Exercise goal ▸ Quote all lines below exactly. Images stay out.

(Figure data in JSON)
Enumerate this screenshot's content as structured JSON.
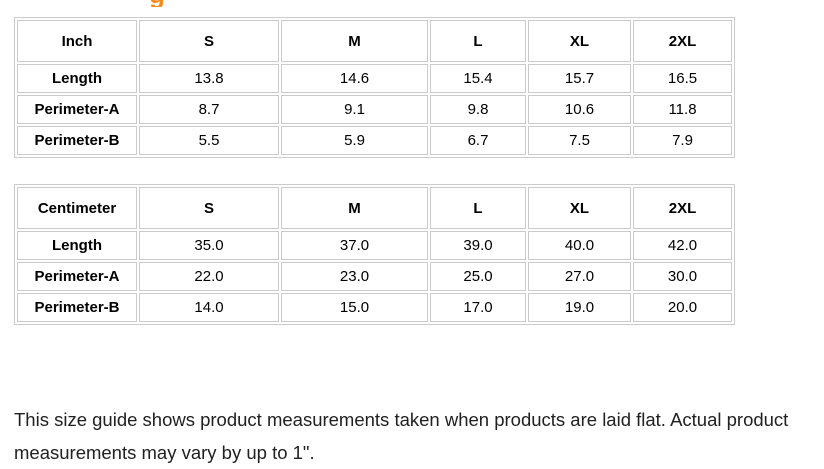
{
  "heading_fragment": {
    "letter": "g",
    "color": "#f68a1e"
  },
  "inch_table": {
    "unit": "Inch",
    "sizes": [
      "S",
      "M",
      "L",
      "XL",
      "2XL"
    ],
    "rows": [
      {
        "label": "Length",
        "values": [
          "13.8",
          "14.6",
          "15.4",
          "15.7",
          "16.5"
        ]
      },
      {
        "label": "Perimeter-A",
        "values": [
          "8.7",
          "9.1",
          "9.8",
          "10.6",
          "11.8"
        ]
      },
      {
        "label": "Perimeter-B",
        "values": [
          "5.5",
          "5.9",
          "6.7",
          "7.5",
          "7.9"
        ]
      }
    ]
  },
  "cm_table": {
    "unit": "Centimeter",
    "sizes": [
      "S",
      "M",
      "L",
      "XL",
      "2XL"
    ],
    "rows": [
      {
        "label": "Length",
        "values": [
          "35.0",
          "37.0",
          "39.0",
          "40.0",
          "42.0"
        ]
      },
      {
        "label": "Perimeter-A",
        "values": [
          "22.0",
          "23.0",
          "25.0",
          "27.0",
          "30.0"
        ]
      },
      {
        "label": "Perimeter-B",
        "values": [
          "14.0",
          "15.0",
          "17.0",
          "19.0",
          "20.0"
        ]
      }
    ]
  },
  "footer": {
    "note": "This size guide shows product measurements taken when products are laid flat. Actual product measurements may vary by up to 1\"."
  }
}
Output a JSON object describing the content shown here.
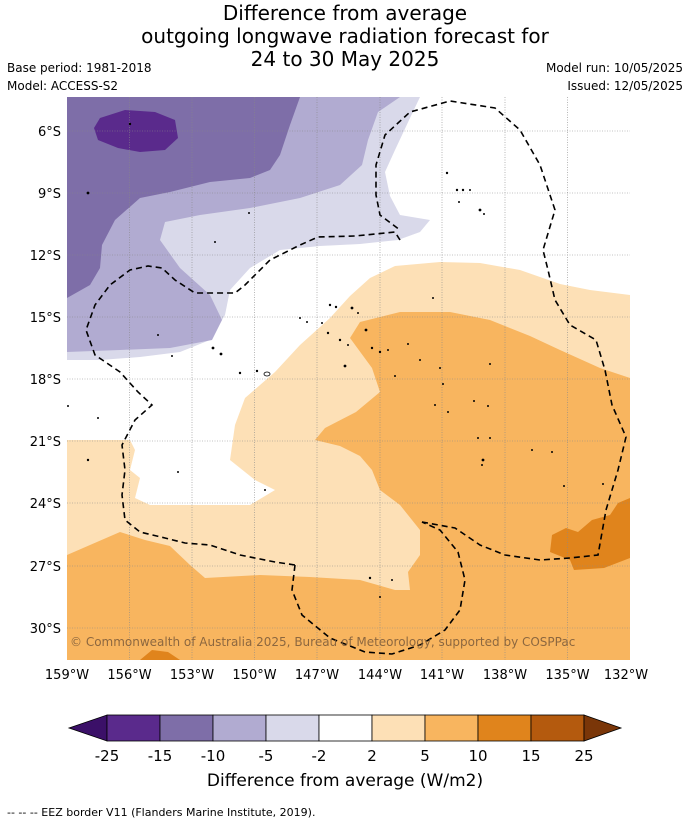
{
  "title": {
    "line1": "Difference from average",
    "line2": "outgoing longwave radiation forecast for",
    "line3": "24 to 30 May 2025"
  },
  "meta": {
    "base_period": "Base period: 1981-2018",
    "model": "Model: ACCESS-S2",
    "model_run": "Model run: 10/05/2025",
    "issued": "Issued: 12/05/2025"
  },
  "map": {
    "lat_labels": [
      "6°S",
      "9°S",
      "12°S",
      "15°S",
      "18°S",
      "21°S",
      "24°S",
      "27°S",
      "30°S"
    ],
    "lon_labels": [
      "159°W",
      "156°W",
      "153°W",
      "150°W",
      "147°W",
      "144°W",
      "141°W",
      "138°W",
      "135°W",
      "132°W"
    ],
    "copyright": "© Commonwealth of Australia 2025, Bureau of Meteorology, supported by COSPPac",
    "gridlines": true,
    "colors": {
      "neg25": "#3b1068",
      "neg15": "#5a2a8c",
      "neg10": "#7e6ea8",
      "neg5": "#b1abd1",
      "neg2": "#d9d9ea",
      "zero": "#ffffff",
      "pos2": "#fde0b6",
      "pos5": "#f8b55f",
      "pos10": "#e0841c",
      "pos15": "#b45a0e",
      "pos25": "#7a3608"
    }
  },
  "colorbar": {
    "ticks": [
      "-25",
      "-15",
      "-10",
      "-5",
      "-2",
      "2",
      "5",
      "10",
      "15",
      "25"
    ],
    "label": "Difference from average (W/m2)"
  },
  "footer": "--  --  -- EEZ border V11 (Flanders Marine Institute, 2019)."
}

Completed exercise ▸
Enumerate this screenshot's content as structured JSON.
{
  "heading_fragment": {
    "letter": "g",
    "color": "#f68a1e"
  },
  "inch_table": {
    "unit": "Inch",
    "sizes": [
      "S",
      "M",
      "L",
      "XL",
      "2XL"
    ],
    "rows": [
      {
        "label": "Length",
        "values": [
          "13.8",
          "14.6",
          "15.4",
          "15.7",
          "16.5"
        ]
      },
      {
        "label": "Perimeter-A",
        "values": [
          "8.7",
          "9.1",
          "9.8",
          "10.6",
          "11.8"
        ]
      },
      {
        "label": "Perimeter-B",
        "values": [
          "5.5",
          "5.9",
          "6.7",
          "7.5",
          "7.9"
        ]
      }
    ]
  },
  "cm_table": {
    "unit": "Centimeter",
    "sizes": [
      "S",
      "M",
      "L",
      "XL",
      "2XL"
    ],
    "rows": [
      {
        "label": "Length",
        "values": [
          "35.0",
          "37.0",
          "39.0",
          "40.0",
          "42.0"
        ]
      },
      {
        "label": "Perimeter-A",
        "values": [
          "22.0",
          "23.0",
          "25.0",
          "27.0",
          "30.0"
        ]
      },
      {
        "label": "Perimeter-B",
        "values": [
          "14.0",
          "15.0",
          "17.0",
          "19.0",
          "20.0"
        ]
      }
    ]
  },
  "footer": {
    "note": "This size guide shows product measurements taken when products are laid flat. Actual product measurements may vary by up to 1\"."
  }
}
Output a JSON object describing the content shown here.
{
  "title": {
    "line1": "Difference from average",
    "line2": "outgoing longwave radiation forecast for",
    "line3": "24 to 30 May 2025"
  },
  "meta": {
    "base_period": "Base period: 1981-2018",
    "model": "Model: ACCESS-S2",
    "model_run": "Model run: 10/05/2025",
    "issued": "Issued: 12/05/2025"
  },
  "map": {
    "lat_labels": [
      "6°S",
      "9°S",
      "12°S",
      "15°S",
      "18°S",
      "21°S",
      "24°S",
      "27°S",
      "30°S"
    ],
    "lon_labels": [
      "159°W",
      "156°W",
      "153°W",
      "150°W",
      "147°W",
      "144°W",
      "141°W",
      "138°W",
      "135°W",
      "132°W"
    ],
    "copyright": "© Commonwealth of Australia 2025, Bureau of Meteorology, supported by COSPPac",
    "gridlines": true,
    "colors": {
      "neg25": "#3b1068",
      "neg15": "#5a2a8c",
      "neg10": "#7e6ea8",
      "neg5": "#b1abd1",
      "neg2": "#d9d9ea",
      "zero": "#ffffff",
      "pos2": "#fde0b6",
      "pos5": "#f8b55f",
      "pos10": "#e0841c",
      "pos15": "#b45a0e",
      "pos25": "#7a3608"
    }
  },
  "colorbar": {
    "ticks": [
      "-25",
      "-15",
      "-10",
      "-5",
      "-2",
      "2",
      "5",
      "10",
      "15",
      "25"
    ],
    "label": "Difference from average (W/m2)"
  },
  "footer": "--  --  -- EEZ border V11 (Flanders Marine Institute, 2019)."
}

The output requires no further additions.